* [WHAT YOU ARE ASKED TO DO] Gather, from the listing beneath this task, every line holding the string "JSON".

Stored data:
********
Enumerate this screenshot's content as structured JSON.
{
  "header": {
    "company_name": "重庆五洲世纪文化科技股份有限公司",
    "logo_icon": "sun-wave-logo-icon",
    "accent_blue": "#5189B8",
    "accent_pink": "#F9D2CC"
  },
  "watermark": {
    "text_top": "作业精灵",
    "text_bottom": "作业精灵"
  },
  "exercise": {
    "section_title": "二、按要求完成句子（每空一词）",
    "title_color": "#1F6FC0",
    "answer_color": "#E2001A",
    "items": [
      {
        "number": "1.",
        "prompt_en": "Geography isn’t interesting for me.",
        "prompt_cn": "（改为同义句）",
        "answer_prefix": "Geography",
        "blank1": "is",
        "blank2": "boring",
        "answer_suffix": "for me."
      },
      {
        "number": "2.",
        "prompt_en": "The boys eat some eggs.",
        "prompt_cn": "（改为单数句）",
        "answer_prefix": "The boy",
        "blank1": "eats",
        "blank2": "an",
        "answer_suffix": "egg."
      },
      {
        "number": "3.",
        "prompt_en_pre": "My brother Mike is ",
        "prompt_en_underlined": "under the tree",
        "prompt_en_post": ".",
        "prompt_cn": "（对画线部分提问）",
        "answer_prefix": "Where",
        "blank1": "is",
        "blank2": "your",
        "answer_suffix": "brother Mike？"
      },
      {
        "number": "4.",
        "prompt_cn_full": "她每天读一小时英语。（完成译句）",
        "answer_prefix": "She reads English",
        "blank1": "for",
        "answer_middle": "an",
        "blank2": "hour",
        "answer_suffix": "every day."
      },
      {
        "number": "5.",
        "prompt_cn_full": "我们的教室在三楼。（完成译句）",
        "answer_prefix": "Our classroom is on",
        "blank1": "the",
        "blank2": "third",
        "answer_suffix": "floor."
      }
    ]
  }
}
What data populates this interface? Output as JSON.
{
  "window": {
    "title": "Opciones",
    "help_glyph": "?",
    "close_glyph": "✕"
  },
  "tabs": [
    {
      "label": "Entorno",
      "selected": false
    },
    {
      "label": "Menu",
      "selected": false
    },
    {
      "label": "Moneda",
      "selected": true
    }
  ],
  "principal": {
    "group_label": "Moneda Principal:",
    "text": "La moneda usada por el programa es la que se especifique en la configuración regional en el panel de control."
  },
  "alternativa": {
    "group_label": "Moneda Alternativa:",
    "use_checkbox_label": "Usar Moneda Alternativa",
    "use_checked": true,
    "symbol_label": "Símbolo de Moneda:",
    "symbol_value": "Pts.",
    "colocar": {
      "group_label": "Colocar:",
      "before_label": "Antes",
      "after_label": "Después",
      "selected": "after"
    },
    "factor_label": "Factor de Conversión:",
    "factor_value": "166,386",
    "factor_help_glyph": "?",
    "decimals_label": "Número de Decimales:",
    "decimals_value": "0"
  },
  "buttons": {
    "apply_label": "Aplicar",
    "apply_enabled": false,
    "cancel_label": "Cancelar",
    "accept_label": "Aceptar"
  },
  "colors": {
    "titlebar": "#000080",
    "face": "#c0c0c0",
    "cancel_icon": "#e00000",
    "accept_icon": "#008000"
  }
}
********
* [WRITTEN ANSWER]
Enumerate this screenshot's content as structured JSON.
What data populates this interface? Output as JSON.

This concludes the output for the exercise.